** begin **

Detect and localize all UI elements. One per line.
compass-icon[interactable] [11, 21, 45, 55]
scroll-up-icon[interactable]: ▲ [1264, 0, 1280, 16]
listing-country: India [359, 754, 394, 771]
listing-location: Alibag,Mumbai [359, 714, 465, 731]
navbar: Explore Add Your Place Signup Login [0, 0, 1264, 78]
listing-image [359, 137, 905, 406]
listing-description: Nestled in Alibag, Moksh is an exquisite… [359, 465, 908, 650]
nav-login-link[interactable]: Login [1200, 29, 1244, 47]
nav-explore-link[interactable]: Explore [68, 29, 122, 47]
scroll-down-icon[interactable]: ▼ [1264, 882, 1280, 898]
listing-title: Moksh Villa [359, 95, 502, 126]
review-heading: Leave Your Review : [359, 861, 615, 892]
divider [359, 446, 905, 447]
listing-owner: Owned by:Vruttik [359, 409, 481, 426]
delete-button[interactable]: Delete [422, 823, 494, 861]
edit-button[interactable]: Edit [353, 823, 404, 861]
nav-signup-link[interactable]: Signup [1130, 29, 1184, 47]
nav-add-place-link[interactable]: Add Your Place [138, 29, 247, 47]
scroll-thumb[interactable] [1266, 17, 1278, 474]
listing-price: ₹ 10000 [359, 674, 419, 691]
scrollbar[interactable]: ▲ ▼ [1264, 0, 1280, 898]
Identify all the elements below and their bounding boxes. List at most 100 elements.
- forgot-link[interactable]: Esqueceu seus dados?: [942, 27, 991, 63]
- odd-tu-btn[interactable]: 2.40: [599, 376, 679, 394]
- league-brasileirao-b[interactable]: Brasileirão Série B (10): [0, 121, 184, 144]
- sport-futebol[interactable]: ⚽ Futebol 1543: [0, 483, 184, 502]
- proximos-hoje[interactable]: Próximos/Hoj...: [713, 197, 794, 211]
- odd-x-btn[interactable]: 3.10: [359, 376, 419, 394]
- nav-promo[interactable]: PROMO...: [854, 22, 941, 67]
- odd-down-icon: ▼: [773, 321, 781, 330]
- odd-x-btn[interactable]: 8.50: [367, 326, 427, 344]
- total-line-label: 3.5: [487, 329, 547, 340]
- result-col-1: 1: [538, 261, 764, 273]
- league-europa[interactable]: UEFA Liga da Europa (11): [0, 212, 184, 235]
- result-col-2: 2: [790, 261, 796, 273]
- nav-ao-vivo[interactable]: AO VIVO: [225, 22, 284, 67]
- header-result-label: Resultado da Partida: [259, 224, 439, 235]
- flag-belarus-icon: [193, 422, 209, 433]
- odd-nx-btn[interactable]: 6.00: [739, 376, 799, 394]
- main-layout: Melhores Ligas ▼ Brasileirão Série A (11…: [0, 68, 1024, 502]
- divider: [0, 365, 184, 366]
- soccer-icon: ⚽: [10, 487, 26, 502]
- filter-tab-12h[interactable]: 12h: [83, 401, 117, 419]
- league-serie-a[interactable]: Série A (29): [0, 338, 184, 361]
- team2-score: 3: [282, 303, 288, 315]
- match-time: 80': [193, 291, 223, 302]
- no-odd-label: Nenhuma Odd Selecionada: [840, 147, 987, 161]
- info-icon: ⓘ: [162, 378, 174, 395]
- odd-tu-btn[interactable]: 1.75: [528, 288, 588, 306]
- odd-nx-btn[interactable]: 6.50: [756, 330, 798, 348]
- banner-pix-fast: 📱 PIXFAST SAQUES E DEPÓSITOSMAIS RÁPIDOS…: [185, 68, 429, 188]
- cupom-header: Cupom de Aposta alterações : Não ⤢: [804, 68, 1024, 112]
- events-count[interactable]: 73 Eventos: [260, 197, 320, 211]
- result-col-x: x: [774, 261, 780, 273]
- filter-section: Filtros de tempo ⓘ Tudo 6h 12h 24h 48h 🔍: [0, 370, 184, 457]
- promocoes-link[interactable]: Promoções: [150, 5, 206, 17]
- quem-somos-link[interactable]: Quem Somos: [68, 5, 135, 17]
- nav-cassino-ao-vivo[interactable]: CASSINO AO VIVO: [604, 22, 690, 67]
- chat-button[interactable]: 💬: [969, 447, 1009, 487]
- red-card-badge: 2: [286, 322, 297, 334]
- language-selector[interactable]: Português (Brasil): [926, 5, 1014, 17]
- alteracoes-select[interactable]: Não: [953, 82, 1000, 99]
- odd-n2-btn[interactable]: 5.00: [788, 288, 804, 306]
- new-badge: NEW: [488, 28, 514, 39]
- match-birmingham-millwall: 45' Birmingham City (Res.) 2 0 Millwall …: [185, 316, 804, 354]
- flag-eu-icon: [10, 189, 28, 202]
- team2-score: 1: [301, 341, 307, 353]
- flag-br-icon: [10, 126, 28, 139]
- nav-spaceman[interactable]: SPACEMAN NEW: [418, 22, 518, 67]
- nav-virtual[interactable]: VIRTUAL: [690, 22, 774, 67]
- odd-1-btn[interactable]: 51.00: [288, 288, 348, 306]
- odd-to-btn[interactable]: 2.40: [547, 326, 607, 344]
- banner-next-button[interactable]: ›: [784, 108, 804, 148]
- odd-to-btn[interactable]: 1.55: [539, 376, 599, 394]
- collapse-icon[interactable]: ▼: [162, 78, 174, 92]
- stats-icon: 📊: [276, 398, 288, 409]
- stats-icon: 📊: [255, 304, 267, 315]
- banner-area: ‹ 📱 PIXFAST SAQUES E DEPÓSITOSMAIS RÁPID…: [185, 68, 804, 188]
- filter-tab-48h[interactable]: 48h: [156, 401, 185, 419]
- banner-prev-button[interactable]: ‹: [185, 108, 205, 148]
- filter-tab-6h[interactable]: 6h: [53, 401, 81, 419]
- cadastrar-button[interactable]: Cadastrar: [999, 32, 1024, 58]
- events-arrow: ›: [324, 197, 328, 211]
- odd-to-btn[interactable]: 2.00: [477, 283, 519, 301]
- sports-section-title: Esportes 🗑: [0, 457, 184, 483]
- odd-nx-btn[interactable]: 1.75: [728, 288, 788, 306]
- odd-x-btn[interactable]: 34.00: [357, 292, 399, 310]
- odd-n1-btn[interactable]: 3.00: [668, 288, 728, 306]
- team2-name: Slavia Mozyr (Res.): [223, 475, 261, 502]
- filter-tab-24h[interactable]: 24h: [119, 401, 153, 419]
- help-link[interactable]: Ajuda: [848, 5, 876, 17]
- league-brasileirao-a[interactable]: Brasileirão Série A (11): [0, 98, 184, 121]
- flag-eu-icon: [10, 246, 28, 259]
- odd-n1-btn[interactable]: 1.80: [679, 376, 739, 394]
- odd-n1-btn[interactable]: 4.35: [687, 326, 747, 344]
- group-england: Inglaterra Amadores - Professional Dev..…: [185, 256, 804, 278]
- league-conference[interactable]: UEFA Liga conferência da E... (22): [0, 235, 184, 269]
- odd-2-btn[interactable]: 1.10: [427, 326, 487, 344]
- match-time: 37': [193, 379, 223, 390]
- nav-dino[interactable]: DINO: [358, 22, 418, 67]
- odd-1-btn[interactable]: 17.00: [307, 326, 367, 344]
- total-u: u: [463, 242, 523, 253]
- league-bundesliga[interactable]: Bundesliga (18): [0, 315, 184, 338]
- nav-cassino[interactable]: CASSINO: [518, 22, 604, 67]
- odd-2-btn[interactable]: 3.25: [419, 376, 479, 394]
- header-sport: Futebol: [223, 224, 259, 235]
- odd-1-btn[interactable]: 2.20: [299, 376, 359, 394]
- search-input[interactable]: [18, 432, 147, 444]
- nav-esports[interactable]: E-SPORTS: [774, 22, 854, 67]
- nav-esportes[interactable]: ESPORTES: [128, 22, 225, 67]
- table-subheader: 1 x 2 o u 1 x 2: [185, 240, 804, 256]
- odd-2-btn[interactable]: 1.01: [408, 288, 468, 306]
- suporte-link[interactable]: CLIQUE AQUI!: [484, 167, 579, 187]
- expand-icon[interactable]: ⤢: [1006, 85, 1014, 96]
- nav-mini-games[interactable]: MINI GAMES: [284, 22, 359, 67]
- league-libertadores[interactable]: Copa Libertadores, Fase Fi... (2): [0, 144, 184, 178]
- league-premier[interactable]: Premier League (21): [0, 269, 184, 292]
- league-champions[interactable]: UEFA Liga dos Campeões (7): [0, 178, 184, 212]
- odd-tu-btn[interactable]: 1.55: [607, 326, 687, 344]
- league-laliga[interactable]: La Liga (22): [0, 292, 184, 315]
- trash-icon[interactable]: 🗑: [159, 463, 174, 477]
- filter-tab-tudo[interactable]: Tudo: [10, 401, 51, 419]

** end **

EXERCISE BRIEF: Copy the records from their first line through the line containing "- sport-futebol[interactable]: ⚽", swapping "Leave Your Review" for "Write a Review" and leaving everything else unchanged.

COMPLETED EXERCISE:
Detect and localize all UI elements. One per line.
compass-icon[interactable] [11, 21, 45, 55]
scroll-up-icon[interactable]: ▲ [1264, 0, 1280, 16]
listing-country: India [359, 754, 394, 771]
listing-location: Alibag,Mumbai [359, 714, 465, 731]
navbar: Explore Add Your Place Signup Login [0, 0, 1264, 78]
listing-image [359, 137, 905, 406]
listing-description: Nestled in Alibag, Moksh is an exquisite… [359, 465, 908, 650]
nav-login-link[interactable]: Login [1200, 29, 1244, 47]
nav-explore-link[interactable]: Explore [68, 29, 122, 47]
scroll-down-icon[interactable]: ▼ [1264, 882, 1280, 898]
listing-title: Moksh Villa [359, 95, 502, 126]
review-heading: Write a Review : [359, 861, 615, 892]
divider [359, 446, 905, 447]
listing-owner: Owned by:Vruttik [359, 409, 481, 426]
delete-button[interactable]: Delete [422, 823, 494, 861]
edit-button[interactable]: Edit [353, 823, 404, 861]
nav-signup-link[interactable]: Signup [1130, 29, 1184, 47]
nav-add-place-link[interactable]: Add Your Place [138, 29, 247, 47]
scroll-thumb[interactable] [1266, 17, 1278, 474]
listing-price: ₹ 10000 [359, 674, 419, 691]
scrollbar[interactable]: ▲ ▼ [1264, 0, 1280, 898]
Identify all the elements below and their bounding boxes. List at most 100 elements.
- forgot-link[interactable]: Esqueceu seus dados?: [942, 27, 991, 63]
- odd-tu-btn[interactable]: 2.40: [599, 376, 679, 394]
- league-brasileirao-b[interactable]: Brasileirão Série B (10): [0, 121, 184, 144]
- sport-futebol[interactable]: ⚽ Futebol 1543: [0, 483, 184, 502]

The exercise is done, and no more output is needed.